_REQUIRED TASK_:
Every record here should be printed again exactly.

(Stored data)
** Begin **
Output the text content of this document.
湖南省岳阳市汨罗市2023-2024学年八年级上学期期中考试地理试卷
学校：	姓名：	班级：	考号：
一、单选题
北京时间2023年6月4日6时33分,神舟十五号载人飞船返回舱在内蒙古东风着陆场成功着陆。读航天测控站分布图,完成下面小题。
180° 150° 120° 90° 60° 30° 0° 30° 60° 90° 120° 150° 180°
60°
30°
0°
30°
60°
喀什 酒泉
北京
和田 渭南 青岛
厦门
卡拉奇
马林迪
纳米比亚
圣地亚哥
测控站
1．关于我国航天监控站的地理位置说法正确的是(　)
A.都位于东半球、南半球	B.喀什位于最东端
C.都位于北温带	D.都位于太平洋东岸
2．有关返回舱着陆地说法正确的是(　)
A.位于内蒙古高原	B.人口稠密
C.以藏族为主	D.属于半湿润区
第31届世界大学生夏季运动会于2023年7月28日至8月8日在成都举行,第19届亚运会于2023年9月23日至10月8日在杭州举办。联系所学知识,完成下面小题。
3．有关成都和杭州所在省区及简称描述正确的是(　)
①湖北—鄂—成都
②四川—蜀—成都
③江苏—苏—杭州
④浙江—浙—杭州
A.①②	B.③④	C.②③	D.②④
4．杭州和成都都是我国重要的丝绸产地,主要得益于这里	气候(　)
** End **
_SOLVED PROBLEM_:
Output the text content of this document.
湖南省岳阳市汨罗市2023-2024学年八年级上学期期中考试地理试卷
学校：	姓名：	班级：	考号：
一、单选题
北京时间2023年6月4日6时33分,神舟十五号载人飞船返回舱在内蒙古东风着陆场成功着陆。读航天测控站分布图,完成下面小题。
180° 150° 120° 90° 60° 30° 0° 30° 60° 90° 120° 150° 180°
60°
30°
0°
30°
60°
喀什 酒泉
北京
和田 渭南 青岛
厦门
卡拉奇
马林迪
纳米比亚
圣地亚哥
测控站
1．关于我国航天监控站的地理位置说法正确的是(　)
A.都位于东半球、南半球	B.喀什位于最东端
C.都位于北温带	D.都位于太平洋东岸
2．有关返回舱着陆地说法正确的是(　)
A.位于内蒙古高原	B.人口稠密
C.以藏族为主	D.属于半湿润区
第31届世界大学生夏季运动会于2023年7月28日至8月8日在成都举行,第19届亚运会于2023年9月23日至10月8日在杭州举办。联系所学知识,完成下面小题。
3．有关成都和杭州所在省区及简称描述正确的是(　)
①湖北—鄂—成都
②四川—蜀—成都
③江苏—苏—杭州
④浙江—浙—杭州
A.①②	B.③④	C.②③	D.②④
4．杭州和成都都是我国重要的丝绸产地,主要得益于这里	气候(　)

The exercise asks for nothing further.